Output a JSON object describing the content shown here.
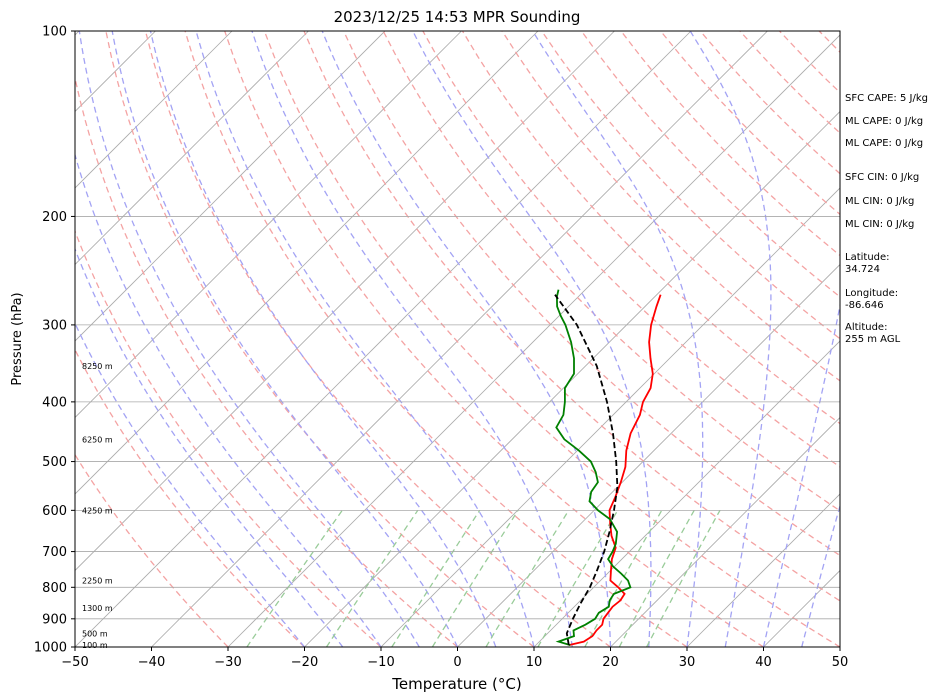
{
  "chart_data": {
    "type": "line",
    "title": "2023/12/25 14:53 MPR Sounding",
    "xlabel": "Temperature (°C)",
    "ylabel": "Pressure (hPa)",
    "xlim": [
      -50,
      50
    ],
    "ylim": [
      1000,
      100
    ],
    "y_scale": "log",
    "grid": true,
    "x_ticks": [
      -50,
      -40,
      -30,
      -20,
      -10,
      0,
      10,
      20,
      30,
      40,
      50
    ],
    "y_ticks": [
      100,
      200,
      300,
      400,
      500,
      600,
      700,
      800,
      900,
      1000
    ],
    "height_labels": [
      "8250 m",
      "6250 m",
      "4250 m",
      "2250 m",
      "1300 m",
      "500 m",
      "100 m"
    ],
    "height_label_pressures": [
      350,
      460,
      600,
      780,
      865,
      950,
      993
    ],
    "series": [
      {
        "color": "#ff0000",
        "pressure": [
          993,
          980,
          960,
          940,
          920,
          900,
          880,
          860,
          840,
          820,
          800,
          780,
          750,
          720,
          690,
          660,
          630,
          600,
          570,
          540,
          510,
          480,
          450,
          420,
          400,
          380,
          360,
          340,
          320,
          300,
          280,
          268
        ],
        "temperature": [
          14.3,
          15.8,
          16.2,
          16.0,
          16.0,
          15.4,
          15.2,
          15.0,
          15.2,
          14.9,
          13.2,
          11.3,
          10.0,
          8.7,
          7.7,
          5.6,
          3.8,
          2.0,
          1.0,
          -0.2,
          -1.6,
          -3.6,
          -5.3,
          -6.5,
          -7.8,
          -8.6,
          -10.2,
          -12.5,
          -14.8,
          -16.8,
          -18.5,
          -19.5
        ]
      },
      {
        "color": "#008000",
        "pressure": [
          993,
          980,
          960,
          940,
          920,
          900,
          880,
          860,
          840,
          820,
          800,
          780,
          760,
          740,
          720,
          700,
          680,
          650,
          620,
          600,
          580,
          560,
          540,
          520,
          500,
          480,
          460,
          440,
          420,
          400,
          380,
          360,
          340,
          320,
          300,
          290,
          280,
          270,
          263
        ],
        "temperature": [
          14.5,
          12.5,
          13.8,
          13.0,
          13.8,
          14.3,
          14.0,
          14.5,
          13.8,
          13.5,
          14.8,
          13.6,
          11.8,
          9.8,
          8.2,
          7.8,
          7.2,
          5.8,
          3.2,
          0.5,
          -1.8,
          -2.8,
          -3.2,
          -4.8,
          -6.8,
          -9.8,
          -13.2,
          -15.8,
          -16.5,
          -18.0,
          -19.8,
          -20.5,
          -22.5,
          -25.0,
          -28.0,
          -29.8,
          -31.5,
          -32.8,
          -33.5
        ]
      },
      {
        "color": "#000000",
        "dashed": true,
        "pressure": [
          993,
          950,
          900,
          850,
          800,
          750,
          700,
          650,
          600,
          550,
          500,
          450,
          400,
          350,
          300,
          268
        ],
        "temperature": [
          14.3,
          12.5,
          11.4,
          10.4,
          9.5,
          8.2,
          6.7,
          4.8,
          2.6,
          0.0,
          -3.5,
          -7.6,
          -12.5,
          -18.5,
          -26.5,
          -33.3
        ]
      }
    ]
  },
  "stats": {
    "sfc_cape": "SFC CAPE: 5 J/kg",
    "ml_cape_1": "ML CAPE: 0 J/kg",
    "ml_cape_2": "ML CAPE: 0 J/kg",
    "sfc_cin": "SFC CIN: 0 J/kg",
    "ml_cin_1": "ML CIN: 0 J/kg",
    "ml_cin_2": "ML CIN: 0 J/kg",
    "latitude_label": "Latitude:",
    "latitude_value": "34.724",
    "longitude_label": "Longitude:",
    "longitude_value": "-86.646",
    "altitude_label": "Altitude:",
    "altitude_value": "255 m AGL"
  },
  "colors": {
    "isotherm": "#aaaaaa",
    "dry_adiabat": "#f4a3a3",
    "moist_adiabat": "#a3a3f4",
    "mixing_ratio": "#99cc99"
  }
}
════
• _EXERCISE_: Leave out the pictures and retype every line above exactly.

• _RESPONSE TO THIS TASK_:
Output a JSON object describing the content shown here.
{
  "chart_data": {
    "type": "line",
    "title": "2023/12/25 14:53 MPR Sounding",
    "xlabel": "Temperature (°C)",
    "ylabel": "Pressure (hPa)",
    "xlim": [
      -50,
      50
    ],
    "ylim": [
      1000,
      100
    ],
    "y_scale": "log",
    "grid": true,
    "x_ticks": [
      -50,
      -40,
      -30,
      -20,
      -10,
      0,
      10,
      20,
      30,
      40,
      50
    ],
    "y_ticks": [
      100,
      200,
      300,
      400,
      500,
      600,
      700,
      800,
      900,
      1000
    ],
    "height_labels": [
      "8250 m",
      "6250 m",
      "4250 m",
      "2250 m",
      "1300 m",
      "500 m",
      "100 m"
    ],
    "height_label_pressures": [
      350,
      460,
      600,
      780,
      865,
      950,
      993
    ],
    "series": [
      {
        "color": "#ff0000",
        "pressure": [
          993,
          980,
          960,
          940,
          920,
          900,
          880,
          860,
          840,
          820,
          800,
          780,
          750,
          720,
          690,
          660,
          630,
          600,
          570,
          540,
          510,
          480,
          450,
          420,
          400,
          380,
          360,
          340,
          320,
          300,
          280,
          268
        ],
        "temperature": [
          14.3,
          15.8,
          16.2,
          16.0,
          16.0,
          15.4,
          15.2,
          15.0,
          15.2,
          14.9,
          13.2,
          11.3,
          10.0,
          8.7,
          7.7,
          5.6,
          3.8,
          2.0,
          1.0,
          -0.2,
          -1.6,
          -3.6,
          -5.3,
          -6.5,
          -7.8,
          -8.6,
          -10.2,
          -12.5,
          -14.8,
          -16.8,
          -18.5,
          -19.5
        ]
      },
      {
        "color": "#008000",
        "pressure": [
          993,
          980,
          960,
          940,
          920,
          900,
          880,
          860,
          840,
          820,
          800,
          780,
          760,
          740,
          720,
          700,
          680,
          650,
          620,
          600,
          580,
          560,
          540,
          520,
          500,
          480,
          460,
          440,
          420,
          400,
          380,
          360,
          340,
          320,
          300,
          290,
          280,
          270,
          263
        ],
        "temperature": [
          14.5,
          12.5,
          13.8,
          13.0,
          13.8,
          14.3,
          14.0,
          14.5,
          13.8,
          13.5,
          14.8,
          13.6,
          11.8,
          9.8,
          8.2,
          7.8,
          7.2,
          5.8,
          3.2,
          0.5,
          -1.8,
          -2.8,
          -3.2,
          -4.8,
          -6.8,
          -9.8,
          -13.2,
          -15.8,
          -16.5,
          -18.0,
          -19.8,
          -20.5,
          -22.5,
          -25.0,
          -28.0,
          -29.8,
          -31.5,
          -32.8,
          -33.5
        ]
      },
      {
        "color": "#000000",
        "dashed": true,
        "pressure": [
          993,
          950,
          900,
          850,
          800,
          750,
          700,
          650,
          600,
          550,
          500,
          450,
          400,
          350,
          300,
          268
        ],
        "temperature": [
          14.3,
          12.5,
          11.4,
          10.4,
          9.5,
          8.2,
          6.7,
          4.8,
          2.6,
          0.0,
          -3.5,
          -7.6,
          -12.5,
          -18.5,
          -26.5,
          -33.3
        ]
      }
    ]
  },
  "stats": {
    "sfc_cape": "SFC CAPE: 5 J/kg",
    "ml_cape_1": "ML CAPE: 0 J/kg",
    "ml_cape_2": "ML CAPE: 0 J/kg",
    "sfc_cin": "SFC CIN: 0 J/kg",
    "ml_cin_1": "ML CIN: 0 J/kg",
    "ml_cin_2": "ML CIN: 0 J/kg",
    "latitude_label": "Latitude:",
    "latitude_value": "34.724",
    "longitude_label": "Longitude:",
    "longitude_value": "-86.646",
    "altitude_label": "Altitude:",
    "altitude_value": "255 m AGL"
  },
  "colors": {
    "isotherm": "#aaaaaa",
    "dry_adiabat": "#f4a3a3",
    "moist_adiabat": "#a3a3f4",
    "mixing_ratio": "#99cc99"
  }
}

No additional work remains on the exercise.